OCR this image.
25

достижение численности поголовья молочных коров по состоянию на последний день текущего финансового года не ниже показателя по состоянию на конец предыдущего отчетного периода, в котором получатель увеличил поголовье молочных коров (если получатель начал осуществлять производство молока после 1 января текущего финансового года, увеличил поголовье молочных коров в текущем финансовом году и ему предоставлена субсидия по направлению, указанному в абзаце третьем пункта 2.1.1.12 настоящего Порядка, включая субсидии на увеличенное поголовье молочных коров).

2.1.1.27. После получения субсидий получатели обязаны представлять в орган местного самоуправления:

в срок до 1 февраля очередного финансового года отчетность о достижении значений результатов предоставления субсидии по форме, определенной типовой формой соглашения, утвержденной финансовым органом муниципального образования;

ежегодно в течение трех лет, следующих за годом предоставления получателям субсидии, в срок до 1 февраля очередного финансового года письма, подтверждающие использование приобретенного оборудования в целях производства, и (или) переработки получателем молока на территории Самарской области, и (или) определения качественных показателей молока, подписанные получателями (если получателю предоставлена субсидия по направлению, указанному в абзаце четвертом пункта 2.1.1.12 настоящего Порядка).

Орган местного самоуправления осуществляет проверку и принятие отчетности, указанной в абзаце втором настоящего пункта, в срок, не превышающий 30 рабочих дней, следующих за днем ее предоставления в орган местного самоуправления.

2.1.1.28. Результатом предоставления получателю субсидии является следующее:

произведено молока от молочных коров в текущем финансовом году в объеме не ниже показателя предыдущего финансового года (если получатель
____________________
◆ DIRECTIONS FOR THIS TASK
Take the data above and return it exactly.

◆ RESPONSE BELOW
OCR this image.
25

достижение численности поголовья молочных коров по состоянию на последний день текущего финансового года не ниже показателя по состоянию на конец предыдущего отчетного периода, в котором получатель увеличил поголовье молочных коров (если получатель начал осуществлять производство молока после 1 января текущего финансового года, увеличил поголовье молочных коров в текущем финансовом году и ему предоставлена субсидия по направлению, указанному в абзаце третьем пункта 2.1.1.12 настоящего Порядка, включая субсидии на увеличенное поголовье молочных коров).

2.1.1.27. После получения субсидий получатели обязаны представлять в орган местного самоуправления:

в срок до 1 февраля очередного финансового года отчетность о достижении значений результатов предоставления субсидии по форме, определенной типовой формой соглашения, утвержденной финансовым органом муниципального образования;

ежегодно в течение трех лет, следующих за годом предоставления получателям субсидии, в срок до 1 февраля очередного финансового года письма, подтверждающие использование приобретенного оборудования в целях производства, и (или) переработки получателем молока на территории Самарской области, и (или) определения качественных показателей молока, подписанные получателями (если получателю предоставлена субсидия по направлению, указанному в абзаце четвертом пункта 2.1.1.12 настоящего Порядка).

Орган местного самоуправления осуществляет проверку и принятие отчетности, указанной в абзаце втором настоящего пункта, в срок, не превышающий 30 рабочих дней, следующих за днем ее предоставления в орган местного самоуправления.

2.1.1.28. Результатом предоставления получателю субсидии является следующее:

произведено молока от молочных коров в текущем финансовом году в объеме не ниже показателя предыдущего финансового года (если получатель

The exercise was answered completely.